§ To do
Check every line in the records below for the word "metal" and report how many have it, nothing more.

§ Data for this task
======

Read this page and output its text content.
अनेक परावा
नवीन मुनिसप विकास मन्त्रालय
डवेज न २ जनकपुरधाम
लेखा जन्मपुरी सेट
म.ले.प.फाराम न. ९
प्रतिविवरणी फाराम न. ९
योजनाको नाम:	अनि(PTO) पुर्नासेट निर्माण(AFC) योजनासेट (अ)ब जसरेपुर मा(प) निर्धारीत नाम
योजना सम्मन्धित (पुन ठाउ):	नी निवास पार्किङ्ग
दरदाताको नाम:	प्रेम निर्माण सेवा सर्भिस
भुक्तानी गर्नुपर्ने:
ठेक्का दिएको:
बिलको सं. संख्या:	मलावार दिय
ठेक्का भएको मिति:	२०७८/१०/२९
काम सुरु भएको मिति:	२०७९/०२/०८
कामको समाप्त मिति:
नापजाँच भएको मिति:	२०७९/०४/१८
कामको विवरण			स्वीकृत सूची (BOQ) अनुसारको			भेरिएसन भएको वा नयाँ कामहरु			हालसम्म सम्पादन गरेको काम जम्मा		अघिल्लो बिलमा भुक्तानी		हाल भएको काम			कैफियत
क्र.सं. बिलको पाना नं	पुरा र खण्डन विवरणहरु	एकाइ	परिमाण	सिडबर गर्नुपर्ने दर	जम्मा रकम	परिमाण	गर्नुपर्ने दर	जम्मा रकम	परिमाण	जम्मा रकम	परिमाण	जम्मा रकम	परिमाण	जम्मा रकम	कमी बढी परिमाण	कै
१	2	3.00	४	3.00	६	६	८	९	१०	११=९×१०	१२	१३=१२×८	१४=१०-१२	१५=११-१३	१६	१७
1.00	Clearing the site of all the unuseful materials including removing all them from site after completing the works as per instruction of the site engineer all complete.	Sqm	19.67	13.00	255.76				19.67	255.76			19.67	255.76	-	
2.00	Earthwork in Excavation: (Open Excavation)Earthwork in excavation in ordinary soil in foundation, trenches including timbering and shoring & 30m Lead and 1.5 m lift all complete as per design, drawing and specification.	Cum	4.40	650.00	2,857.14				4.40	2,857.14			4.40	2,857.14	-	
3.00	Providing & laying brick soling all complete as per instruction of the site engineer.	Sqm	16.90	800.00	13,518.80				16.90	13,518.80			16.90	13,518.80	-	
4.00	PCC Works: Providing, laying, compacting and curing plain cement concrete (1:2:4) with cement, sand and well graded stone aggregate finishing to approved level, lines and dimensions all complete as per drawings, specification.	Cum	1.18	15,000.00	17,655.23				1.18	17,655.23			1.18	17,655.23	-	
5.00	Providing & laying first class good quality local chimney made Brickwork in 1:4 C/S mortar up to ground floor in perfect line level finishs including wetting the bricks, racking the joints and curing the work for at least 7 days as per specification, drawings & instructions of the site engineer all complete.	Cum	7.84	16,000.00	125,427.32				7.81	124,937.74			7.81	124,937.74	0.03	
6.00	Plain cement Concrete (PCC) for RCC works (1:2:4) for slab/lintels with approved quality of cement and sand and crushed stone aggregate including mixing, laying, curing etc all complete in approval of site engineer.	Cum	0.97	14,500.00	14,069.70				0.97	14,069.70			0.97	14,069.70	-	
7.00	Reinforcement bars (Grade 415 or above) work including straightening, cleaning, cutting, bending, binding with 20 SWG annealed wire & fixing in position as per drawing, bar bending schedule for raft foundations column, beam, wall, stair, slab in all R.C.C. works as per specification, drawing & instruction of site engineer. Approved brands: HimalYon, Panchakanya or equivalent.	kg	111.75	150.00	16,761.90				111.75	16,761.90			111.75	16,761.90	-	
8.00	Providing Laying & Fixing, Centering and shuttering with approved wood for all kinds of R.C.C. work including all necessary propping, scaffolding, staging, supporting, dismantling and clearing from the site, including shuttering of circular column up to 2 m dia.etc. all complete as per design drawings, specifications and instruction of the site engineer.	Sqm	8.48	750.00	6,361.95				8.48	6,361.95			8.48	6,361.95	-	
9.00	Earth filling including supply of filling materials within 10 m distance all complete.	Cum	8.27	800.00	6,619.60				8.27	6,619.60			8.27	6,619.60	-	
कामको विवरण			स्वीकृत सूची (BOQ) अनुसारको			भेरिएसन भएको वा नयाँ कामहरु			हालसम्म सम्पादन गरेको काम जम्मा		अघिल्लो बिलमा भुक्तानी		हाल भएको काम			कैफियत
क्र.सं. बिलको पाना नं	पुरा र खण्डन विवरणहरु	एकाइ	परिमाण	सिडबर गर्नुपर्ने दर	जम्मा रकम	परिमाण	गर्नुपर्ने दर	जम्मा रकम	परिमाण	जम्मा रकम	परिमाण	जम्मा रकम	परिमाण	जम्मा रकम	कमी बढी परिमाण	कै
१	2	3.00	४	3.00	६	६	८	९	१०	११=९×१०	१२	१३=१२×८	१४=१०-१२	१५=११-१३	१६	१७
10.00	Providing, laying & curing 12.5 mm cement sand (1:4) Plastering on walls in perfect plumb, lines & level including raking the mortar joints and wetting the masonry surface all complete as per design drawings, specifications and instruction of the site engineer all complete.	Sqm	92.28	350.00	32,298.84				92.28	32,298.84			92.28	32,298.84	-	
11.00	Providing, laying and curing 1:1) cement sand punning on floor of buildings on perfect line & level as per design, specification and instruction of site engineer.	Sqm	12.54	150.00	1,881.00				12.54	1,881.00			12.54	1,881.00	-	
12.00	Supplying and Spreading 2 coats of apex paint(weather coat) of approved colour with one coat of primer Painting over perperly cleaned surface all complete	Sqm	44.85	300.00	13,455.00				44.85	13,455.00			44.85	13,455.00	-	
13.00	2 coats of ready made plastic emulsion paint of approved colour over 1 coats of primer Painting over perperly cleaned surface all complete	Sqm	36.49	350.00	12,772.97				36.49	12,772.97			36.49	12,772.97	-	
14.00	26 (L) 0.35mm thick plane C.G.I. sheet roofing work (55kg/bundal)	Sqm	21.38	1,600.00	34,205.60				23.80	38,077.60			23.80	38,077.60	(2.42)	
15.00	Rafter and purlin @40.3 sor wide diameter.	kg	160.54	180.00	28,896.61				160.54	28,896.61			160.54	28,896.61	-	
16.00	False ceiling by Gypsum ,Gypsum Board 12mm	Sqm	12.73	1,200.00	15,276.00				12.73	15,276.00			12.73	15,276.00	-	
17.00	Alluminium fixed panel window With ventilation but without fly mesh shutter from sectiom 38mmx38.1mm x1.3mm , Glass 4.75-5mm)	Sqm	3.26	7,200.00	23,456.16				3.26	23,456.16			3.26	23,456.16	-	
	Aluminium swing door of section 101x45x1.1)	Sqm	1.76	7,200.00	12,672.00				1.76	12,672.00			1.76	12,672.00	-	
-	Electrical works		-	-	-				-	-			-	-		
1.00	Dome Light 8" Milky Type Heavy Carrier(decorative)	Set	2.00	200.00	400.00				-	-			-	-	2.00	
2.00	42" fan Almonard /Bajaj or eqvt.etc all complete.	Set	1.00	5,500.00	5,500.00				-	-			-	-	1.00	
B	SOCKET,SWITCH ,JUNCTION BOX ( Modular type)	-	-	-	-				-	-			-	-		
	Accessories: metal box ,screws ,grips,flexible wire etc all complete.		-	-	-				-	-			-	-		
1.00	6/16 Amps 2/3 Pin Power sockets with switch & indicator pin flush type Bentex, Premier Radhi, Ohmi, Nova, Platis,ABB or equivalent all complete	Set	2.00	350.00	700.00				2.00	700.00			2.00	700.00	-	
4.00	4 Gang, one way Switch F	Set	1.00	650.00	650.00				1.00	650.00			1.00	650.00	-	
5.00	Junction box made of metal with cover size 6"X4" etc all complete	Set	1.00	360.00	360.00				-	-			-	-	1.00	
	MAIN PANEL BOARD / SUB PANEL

======

§ Reply
2